__The request__
Gather all lines from the material that contain the word "image".

__Stored records__
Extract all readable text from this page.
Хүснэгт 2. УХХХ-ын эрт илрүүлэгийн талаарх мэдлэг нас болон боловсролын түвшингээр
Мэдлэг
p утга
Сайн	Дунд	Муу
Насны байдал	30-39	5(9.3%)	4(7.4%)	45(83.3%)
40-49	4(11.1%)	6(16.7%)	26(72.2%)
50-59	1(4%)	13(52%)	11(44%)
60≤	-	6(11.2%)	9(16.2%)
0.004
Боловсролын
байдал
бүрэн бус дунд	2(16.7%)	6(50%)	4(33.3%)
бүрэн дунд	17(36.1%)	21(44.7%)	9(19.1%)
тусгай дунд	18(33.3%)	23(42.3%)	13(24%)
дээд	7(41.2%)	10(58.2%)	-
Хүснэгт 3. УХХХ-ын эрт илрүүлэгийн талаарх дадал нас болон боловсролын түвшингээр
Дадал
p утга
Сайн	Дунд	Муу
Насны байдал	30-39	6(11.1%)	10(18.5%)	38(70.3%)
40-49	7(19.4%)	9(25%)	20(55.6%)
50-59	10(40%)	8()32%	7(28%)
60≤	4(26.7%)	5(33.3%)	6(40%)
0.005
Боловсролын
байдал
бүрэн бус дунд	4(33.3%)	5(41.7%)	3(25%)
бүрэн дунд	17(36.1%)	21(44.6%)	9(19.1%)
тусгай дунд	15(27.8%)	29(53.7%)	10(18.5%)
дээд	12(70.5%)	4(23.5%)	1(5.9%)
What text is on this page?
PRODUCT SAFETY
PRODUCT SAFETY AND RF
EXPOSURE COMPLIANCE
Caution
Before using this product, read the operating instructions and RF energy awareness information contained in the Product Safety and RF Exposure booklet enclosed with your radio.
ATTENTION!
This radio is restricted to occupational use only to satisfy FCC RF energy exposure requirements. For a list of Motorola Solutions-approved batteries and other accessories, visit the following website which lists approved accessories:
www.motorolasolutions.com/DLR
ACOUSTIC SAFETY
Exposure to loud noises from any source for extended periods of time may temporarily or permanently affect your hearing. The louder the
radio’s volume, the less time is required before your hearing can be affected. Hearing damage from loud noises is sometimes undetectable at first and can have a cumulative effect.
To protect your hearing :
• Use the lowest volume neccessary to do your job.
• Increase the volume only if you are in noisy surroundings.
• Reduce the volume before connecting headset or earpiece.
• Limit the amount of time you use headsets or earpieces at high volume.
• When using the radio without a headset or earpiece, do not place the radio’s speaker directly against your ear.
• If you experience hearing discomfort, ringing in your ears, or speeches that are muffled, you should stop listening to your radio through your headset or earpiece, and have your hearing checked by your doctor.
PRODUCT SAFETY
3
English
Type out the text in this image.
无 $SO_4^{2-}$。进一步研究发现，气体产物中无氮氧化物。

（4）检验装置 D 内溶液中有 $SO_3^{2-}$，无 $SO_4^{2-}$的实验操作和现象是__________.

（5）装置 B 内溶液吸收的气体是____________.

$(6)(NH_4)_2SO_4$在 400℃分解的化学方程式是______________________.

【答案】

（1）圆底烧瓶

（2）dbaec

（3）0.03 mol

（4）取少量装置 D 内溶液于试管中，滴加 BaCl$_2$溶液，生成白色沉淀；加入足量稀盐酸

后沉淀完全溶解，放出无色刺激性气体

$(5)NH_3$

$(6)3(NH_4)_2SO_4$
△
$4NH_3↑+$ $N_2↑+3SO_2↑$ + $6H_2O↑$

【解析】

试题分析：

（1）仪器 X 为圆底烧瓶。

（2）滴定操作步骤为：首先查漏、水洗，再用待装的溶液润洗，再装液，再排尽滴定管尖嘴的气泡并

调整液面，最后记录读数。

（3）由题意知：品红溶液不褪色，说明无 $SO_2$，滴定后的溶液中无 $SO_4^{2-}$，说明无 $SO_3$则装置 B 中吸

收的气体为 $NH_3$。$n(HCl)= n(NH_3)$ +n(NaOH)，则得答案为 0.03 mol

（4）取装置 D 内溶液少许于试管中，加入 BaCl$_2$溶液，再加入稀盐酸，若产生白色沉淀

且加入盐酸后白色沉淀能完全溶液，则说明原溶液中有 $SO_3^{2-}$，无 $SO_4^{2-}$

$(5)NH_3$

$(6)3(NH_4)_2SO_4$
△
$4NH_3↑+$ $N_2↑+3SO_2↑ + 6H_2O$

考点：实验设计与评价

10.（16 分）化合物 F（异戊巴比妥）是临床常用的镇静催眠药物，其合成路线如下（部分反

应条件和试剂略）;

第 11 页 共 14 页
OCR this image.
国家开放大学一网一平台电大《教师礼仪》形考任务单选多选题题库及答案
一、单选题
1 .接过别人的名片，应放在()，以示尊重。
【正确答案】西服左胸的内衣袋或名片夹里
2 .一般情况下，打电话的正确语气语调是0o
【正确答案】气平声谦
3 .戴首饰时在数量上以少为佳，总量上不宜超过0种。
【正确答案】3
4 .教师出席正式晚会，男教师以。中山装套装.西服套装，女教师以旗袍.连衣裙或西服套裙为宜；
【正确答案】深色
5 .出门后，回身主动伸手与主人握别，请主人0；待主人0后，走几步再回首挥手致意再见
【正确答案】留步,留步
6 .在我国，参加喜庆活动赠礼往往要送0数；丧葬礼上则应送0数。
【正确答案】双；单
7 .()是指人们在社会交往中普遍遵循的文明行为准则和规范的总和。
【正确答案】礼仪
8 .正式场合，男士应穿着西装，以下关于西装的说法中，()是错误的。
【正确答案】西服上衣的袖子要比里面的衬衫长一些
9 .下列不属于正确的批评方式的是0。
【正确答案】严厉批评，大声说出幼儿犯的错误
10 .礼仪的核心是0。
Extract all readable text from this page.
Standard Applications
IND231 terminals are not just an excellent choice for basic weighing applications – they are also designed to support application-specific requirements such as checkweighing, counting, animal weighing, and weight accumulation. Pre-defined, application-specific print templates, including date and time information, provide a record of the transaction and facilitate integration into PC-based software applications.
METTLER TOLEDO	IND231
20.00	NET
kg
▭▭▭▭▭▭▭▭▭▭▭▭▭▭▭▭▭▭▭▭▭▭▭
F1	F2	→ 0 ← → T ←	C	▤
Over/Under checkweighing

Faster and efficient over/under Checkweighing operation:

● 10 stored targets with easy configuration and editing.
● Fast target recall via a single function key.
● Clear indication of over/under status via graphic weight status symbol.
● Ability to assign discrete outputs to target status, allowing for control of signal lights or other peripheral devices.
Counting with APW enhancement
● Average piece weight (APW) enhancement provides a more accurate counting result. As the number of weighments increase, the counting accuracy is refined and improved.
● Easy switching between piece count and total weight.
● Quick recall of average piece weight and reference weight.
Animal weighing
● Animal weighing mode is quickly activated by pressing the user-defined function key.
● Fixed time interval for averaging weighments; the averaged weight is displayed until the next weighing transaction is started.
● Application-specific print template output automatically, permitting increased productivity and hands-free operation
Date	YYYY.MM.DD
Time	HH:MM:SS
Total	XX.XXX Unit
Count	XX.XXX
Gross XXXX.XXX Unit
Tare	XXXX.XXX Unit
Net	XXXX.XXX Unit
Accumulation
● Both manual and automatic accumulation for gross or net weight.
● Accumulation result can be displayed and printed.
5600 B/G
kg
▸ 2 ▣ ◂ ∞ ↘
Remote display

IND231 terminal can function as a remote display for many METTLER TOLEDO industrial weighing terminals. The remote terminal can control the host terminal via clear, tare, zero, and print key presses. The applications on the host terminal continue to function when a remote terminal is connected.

__Exercise answer__
Type out the text in this image.
OCR this image.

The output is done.